What is required: Go through the listing and copy each line with the string "탈냉전기".

Raw records:
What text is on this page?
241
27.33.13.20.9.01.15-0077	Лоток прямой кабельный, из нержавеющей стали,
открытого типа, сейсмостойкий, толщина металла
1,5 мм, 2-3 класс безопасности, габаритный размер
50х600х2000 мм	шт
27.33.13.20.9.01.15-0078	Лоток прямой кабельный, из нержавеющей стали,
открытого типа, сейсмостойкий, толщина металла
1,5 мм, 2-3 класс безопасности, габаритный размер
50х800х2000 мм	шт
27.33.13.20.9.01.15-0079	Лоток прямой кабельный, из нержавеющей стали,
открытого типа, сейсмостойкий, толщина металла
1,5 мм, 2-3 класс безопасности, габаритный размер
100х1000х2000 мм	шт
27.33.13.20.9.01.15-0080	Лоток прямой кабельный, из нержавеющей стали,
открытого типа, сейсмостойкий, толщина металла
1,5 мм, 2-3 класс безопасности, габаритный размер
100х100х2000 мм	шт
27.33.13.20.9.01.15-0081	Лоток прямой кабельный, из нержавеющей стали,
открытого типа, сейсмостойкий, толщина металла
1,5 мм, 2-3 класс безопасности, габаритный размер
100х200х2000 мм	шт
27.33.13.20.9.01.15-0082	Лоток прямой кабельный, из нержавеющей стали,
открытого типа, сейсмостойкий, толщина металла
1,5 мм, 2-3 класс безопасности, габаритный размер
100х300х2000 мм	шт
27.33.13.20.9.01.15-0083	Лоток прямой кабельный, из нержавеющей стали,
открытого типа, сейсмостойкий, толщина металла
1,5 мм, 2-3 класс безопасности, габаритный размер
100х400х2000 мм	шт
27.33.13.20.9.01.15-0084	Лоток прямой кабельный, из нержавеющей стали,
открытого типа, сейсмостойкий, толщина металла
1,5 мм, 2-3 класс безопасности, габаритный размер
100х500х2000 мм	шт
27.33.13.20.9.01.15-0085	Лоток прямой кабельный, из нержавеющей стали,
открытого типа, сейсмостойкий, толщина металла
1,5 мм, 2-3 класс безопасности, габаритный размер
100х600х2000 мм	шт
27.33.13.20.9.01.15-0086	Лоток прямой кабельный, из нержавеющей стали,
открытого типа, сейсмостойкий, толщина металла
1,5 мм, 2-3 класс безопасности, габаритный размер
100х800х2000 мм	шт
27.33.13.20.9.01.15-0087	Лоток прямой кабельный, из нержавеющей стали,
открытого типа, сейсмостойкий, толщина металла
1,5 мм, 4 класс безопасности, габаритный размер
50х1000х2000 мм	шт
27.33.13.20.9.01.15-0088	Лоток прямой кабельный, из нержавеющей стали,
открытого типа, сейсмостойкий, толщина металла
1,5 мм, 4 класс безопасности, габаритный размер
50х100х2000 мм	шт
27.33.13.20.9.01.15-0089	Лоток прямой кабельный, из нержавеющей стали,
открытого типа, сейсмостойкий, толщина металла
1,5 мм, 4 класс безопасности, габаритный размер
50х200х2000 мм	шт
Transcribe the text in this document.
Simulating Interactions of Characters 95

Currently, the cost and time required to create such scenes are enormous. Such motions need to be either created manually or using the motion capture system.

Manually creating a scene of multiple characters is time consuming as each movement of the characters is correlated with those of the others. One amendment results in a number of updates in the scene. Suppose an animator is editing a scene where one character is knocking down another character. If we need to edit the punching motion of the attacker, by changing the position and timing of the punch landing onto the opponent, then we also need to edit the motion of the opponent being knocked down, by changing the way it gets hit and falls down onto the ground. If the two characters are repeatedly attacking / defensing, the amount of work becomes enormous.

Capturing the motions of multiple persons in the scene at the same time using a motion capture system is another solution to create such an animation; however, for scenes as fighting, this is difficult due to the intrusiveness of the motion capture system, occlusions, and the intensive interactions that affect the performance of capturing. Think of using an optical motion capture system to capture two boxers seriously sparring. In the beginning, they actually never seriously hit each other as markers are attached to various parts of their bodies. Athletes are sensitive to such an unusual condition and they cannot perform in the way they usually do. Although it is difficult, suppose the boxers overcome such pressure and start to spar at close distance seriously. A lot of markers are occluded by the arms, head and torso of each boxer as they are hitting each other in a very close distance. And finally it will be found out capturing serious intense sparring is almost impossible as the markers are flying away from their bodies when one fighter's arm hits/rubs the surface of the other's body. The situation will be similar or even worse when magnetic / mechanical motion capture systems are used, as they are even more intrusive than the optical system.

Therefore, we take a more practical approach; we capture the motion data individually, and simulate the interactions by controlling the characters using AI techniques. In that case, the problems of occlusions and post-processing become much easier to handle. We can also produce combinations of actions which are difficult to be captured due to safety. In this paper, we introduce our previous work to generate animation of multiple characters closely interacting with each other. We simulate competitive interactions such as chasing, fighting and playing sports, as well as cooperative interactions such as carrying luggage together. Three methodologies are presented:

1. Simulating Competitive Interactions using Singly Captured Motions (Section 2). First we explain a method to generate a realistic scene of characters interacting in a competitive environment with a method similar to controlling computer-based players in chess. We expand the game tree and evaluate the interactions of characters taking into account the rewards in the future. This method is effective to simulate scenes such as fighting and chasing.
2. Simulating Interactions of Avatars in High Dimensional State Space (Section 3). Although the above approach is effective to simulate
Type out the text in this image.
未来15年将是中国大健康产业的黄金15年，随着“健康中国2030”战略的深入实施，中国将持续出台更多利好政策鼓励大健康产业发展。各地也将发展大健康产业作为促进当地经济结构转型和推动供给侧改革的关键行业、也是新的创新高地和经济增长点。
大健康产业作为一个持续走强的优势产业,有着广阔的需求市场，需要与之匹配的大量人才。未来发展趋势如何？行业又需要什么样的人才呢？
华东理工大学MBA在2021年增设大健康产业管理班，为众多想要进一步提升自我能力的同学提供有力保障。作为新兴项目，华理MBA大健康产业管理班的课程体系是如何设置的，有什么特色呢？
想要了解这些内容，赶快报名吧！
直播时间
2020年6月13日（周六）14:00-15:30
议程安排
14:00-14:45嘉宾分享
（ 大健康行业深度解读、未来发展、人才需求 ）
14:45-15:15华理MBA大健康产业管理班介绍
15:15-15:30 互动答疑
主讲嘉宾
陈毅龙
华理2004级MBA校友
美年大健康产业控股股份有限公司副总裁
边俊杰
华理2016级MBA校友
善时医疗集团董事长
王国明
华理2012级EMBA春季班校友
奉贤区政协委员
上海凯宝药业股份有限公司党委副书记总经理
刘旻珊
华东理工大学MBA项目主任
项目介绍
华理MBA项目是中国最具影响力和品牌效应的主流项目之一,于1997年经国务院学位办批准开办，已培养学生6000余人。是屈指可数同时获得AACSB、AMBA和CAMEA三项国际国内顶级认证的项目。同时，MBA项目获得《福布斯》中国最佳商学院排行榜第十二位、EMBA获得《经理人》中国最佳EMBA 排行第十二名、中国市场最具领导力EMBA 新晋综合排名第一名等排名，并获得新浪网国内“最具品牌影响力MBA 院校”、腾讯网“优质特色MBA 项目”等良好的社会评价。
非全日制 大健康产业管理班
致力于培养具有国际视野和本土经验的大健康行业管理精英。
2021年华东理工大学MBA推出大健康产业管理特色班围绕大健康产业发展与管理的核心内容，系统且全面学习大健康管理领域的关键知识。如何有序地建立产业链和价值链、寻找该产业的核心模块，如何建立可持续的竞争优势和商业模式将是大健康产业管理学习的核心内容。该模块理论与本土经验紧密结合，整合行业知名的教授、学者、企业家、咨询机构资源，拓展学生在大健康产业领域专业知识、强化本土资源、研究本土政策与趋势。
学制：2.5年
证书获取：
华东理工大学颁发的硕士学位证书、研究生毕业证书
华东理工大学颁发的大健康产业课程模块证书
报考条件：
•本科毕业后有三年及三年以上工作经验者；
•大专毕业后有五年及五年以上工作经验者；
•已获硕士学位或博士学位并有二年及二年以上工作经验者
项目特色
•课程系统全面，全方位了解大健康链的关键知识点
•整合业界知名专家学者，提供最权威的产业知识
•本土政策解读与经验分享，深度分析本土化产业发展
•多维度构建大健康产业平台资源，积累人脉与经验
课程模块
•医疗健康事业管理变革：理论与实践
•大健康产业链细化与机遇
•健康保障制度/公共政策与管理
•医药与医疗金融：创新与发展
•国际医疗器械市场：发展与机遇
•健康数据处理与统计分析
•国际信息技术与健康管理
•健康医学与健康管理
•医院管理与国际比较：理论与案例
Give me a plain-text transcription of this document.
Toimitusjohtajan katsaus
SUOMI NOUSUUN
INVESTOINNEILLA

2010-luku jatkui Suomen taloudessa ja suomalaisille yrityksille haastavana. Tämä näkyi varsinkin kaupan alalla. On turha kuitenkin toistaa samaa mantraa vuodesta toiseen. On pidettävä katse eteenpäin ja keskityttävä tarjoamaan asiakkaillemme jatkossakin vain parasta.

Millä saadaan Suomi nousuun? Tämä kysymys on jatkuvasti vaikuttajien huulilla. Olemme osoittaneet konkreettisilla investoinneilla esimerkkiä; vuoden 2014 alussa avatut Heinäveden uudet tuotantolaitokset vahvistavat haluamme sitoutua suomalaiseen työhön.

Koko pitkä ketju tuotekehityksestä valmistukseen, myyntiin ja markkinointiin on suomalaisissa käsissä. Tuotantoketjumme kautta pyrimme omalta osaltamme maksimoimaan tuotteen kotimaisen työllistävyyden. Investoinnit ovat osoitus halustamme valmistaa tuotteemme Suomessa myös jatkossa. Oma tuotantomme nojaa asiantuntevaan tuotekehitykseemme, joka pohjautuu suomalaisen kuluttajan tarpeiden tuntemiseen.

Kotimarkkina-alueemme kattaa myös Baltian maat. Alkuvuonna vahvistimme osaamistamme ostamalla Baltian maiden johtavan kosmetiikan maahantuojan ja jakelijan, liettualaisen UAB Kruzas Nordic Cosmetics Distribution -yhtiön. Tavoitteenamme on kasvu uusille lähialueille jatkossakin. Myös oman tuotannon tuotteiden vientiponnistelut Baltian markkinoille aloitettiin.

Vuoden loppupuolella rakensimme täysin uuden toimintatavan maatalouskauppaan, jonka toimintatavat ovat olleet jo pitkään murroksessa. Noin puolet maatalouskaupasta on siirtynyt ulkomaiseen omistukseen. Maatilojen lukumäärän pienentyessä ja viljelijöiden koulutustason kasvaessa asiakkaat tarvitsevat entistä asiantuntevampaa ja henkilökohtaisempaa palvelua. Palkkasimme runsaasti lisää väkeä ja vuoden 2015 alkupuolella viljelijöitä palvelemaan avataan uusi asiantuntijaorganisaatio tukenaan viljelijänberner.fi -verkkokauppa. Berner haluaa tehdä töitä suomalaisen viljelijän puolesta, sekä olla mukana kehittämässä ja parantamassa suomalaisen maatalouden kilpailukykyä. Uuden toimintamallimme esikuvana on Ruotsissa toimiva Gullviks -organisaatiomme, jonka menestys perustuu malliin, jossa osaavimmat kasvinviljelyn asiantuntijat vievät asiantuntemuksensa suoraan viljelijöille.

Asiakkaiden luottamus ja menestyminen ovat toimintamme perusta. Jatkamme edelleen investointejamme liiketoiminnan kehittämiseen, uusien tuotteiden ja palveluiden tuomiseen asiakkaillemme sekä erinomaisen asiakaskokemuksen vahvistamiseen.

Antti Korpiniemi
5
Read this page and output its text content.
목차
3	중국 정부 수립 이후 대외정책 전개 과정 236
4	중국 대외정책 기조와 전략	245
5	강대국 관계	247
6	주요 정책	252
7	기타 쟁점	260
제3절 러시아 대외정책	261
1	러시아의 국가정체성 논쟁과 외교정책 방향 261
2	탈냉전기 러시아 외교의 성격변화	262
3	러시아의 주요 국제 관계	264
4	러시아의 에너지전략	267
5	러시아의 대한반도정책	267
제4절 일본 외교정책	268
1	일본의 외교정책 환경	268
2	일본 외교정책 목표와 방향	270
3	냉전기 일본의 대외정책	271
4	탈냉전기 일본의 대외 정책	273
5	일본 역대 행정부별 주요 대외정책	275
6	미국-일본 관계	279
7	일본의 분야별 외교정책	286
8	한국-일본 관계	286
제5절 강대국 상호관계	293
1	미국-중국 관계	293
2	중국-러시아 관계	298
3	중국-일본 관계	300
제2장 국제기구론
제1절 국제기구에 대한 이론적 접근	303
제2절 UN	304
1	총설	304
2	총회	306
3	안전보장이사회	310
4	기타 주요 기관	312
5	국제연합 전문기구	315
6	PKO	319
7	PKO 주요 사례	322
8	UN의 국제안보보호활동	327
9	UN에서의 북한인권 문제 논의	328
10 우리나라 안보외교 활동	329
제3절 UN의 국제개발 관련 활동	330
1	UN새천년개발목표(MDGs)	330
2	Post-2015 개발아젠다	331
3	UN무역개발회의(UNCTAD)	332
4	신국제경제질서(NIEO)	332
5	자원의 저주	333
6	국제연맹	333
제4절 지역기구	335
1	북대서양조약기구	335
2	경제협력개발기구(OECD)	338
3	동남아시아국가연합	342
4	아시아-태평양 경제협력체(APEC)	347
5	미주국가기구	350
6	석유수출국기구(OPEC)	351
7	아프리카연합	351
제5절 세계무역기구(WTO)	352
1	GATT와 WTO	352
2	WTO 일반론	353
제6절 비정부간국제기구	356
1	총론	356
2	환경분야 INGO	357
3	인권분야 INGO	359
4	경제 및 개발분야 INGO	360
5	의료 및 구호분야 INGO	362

Completed task:
2	탈냉전기 러시아 외교의 성격변화	262
4	탈냉전기 일본의 대외 정책	273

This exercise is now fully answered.